*What is being asked*: Scan the entries below. Report each line where the string "Agder" occurs.

Data entries

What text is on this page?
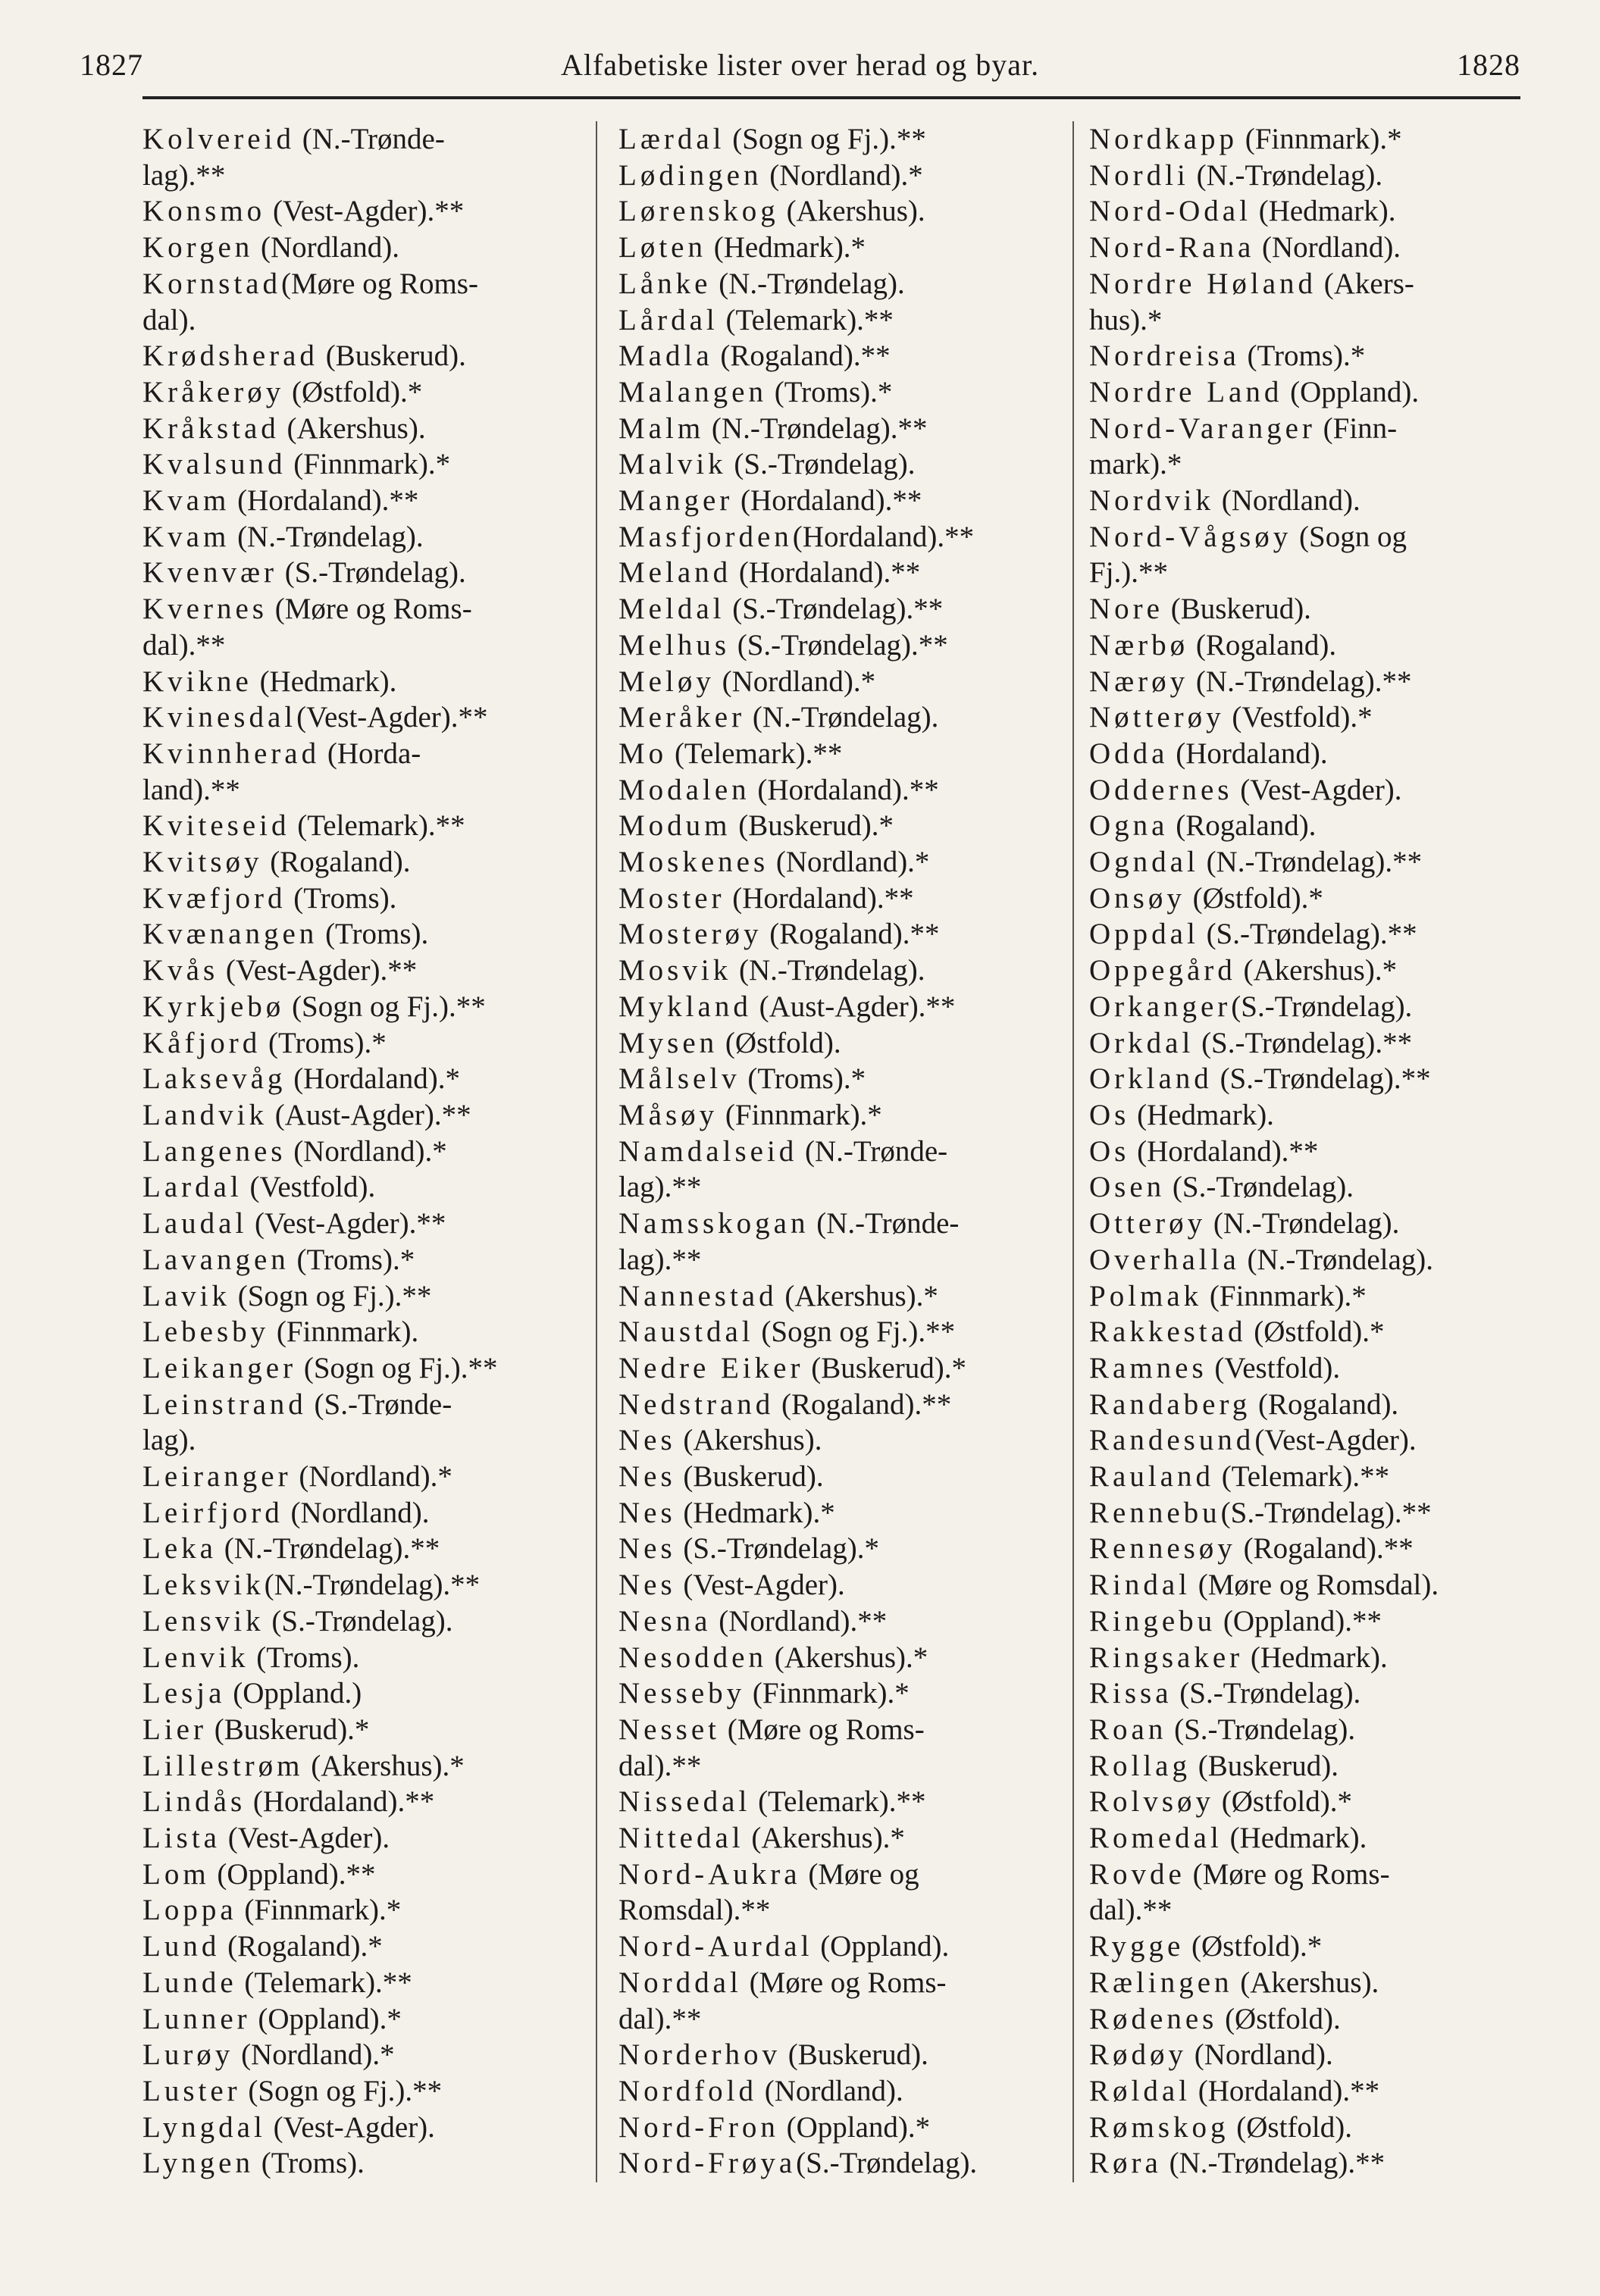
1827	Alfabetiske lister over herad og byar.	1828
Kolvereid (N.-Trønde-
lag).**
Konsmo (Vest-Agder).**
Korgen (Nordland).
Kornstad(Møre og Roms-
dal).
Krødsherad (Buskerud).
Kråkerøy (Østfold).*
Kråkstad (Akershus).
Kvalsund (Finnmark).*
Kvam (Hordaland).**
Kvam (N.-Trøndelag).
Kvenvær (S.-Trøndelag).
Kvernes (Møre og Roms-
dal).**
Kvikne (Hedmark).
Kvinesdal(Vest-Agder).**
Kvinnherad (Horda-
land).**
Kviteseid (Telemark).**
Kvitsøy (Rogaland).
Kvæfjord (Troms).
Kvænangen (Troms).
Kvås (Vest-Agder).**
Kyrkjebø (Sogn og Fj.).**
Kåfjord (Troms).*
Laksevåg (Hordaland).*
Landvik (Aust-Agder).**
Langenes (Nordland).*
Lardal (Vestfold).
Laudal (Vest-Agder).**
Lavangen (Troms).*
Lavik (Sogn og Fj.).**
Lebesby (Finnmark).
Leikanger (Sogn og Fj.).**
Leinstrand (S.-Trønde-
lag).
Leiranger (Nordland).*
Leirfjord (Nordland).
Leka (N.-Trøndelag).**
Leksvik(N.-Trøndelag).**
Lensvik (S.-Trøndelag).
Lenvik (Troms).
Lesja (Oppland.)
Lier (Buskerud).*
Lillestrøm (Akershus).*
Lindås (Hordaland).**
Lista (Vest-Agder).
Lom (Oppland).**
Loppa (Finnmark).*
Lund (Rogaland).*
Lunde (Telemark).**
Lunner (Oppland).*
Lurøy (Nordland).*
Luster (Sogn og Fj.).**
Lyngdal (Vest-Agder).
Lyngen (Troms).
Lærdal (Sogn og Fj.).**
Lødingen (Nordland).*
Lørenskog (Akershus).
Løten (Hedmark).*
Lånke (N.-Trøndelag).
Lårdal (Telemark).**
Madla (Rogaland).**
Malangen (Troms).*
Malm (N.-Trøndelag).**
Malvik (S.-Trøndelag).
Manger (Hordaland).**
Masfjorden(Hordaland).**
Meland (Hordaland).**
Meldal (S.-Trøndelag).**
Melhus (S.-Trøndelag).**
Meløy (Nordland).*
Meråker (N.-Trøndelag).
Mo (Telemark).**
Modalen (Hordaland).**
Modum (Buskerud).*
Moskenes (Nordland).*
Moster (Hordaland).**
Mosterøy (Rogaland).**
Mosvik (N.-Trøndelag).
Mykland (Aust-Agder).**
Mysen (Østfold).
Målselv (Troms).*
Måsøy (Finnmark).*
Namdalseid (N.-Trønde-
lag).**
Namsskogan (N.-Trønde-
lag).**
Nannestad (Akershus).*
Naustdal (Sogn og Fj.).**
Nedre Eiker (Buskerud).*
Nedstrand (Rogaland).**
Nes (Akershus).
Nes (Buskerud).
Nes (Hedmark).*
Nes (S.-Trøndelag).*
Nes (Vest-Agder).
Nesna (Nordland).**
Nesodden (Akershus).*
Nesseby (Finnmark).*
Nesset (Møre og Roms-
dal).**
Nissedal (Telemark).**
Nittedal (Akershus).*
Nord-Aukra (Møre og
Romsdal).**
Nord-Aurdal (Oppland).
Norddal (Møre og Roms-
dal).**
Norderhov (Buskerud).
Nordfold (Nordland).
Nord-Fron (Oppland).*
Nord-Frøya(S.-Trøndelag).
Nordkapp (Finnmark).*
Nordli (N.-Trøndelag).
Nord-Odal (Hedmark).
Nord-Rana (Nordland).
Nordre Høland (Akers-
hus).*
Nordreisa (Troms).*
Nordre Land (Oppland).
Nord-Varanger (Finn-
mark).*
Nordvik (Nordland).
Nord-Vågsøy (Sogn og
Fj.).**
Nore (Buskerud).
Nærbø (Rogaland).
Nærøy (N.-Trøndelag).**
Nøtterøy (Vestfold).*
Odda (Hordaland).
Oddernes (Vest-Agder).
Ogna (Rogaland).
Ogndal (N.-Trøndelag).**
Onsøy (Østfold).*
Oppdal (S.-Trøndelag).**
Oppegård (Akershus).*
Orkanger(S.-Trøndelag).
Orkdal (S.-Trøndelag).**
Orkland (S.-Trøndelag).**
Os (Hedmark).
Os (Hordaland).**
Osen (S.-Trøndelag).
Otterøy (N.-Trøndelag).
Overhalla (N.-Trøndelag).
Polmak (Finnmark).*
Rakkestad (Østfold).*
Ramnes (Vestfold).
Randaberg (Rogaland).
Randesund(Vest-Agder).
Rauland (Telemark).**
Rennebu(S.-Trøndelag).**
Rennesøy (Rogaland).**
Rindal (Møre og Romsdal).
Ringebu (Oppland).**
Ringsaker (Hedmark).
Rissa (S.-Trøndelag).
Roan (S.-Trøndelag).
Rollag (Buskerud).
Rolvsøy (Østfold).*
Romedal (Hedmark).
Rovde (Møre og Roms-
dal).**
Rygge (Østfold).*
Rælingen (Akershus).
Rødenes (Østfold).
Rødøy (Nordland).
Røldal (Hordaland).**
Rømskog (Østfold).
Røra (N.-Trøndelag).**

*Written answer*:
Konsmo (Vest-Agder).**
Kvinesdal(Vest-Agder).**
Kvås (Vest-Agder).**
Landvik (Aust-Agder).**
Laudal (Vest-Agder).**
Lista (Vest-Agder).
Lyngdal (Vest-Agder).
Mykland (Aust-Agder).**
Nes (Vest-Agder).
Oddernes (Vest-Agder).
Randesund(Vest-Agder).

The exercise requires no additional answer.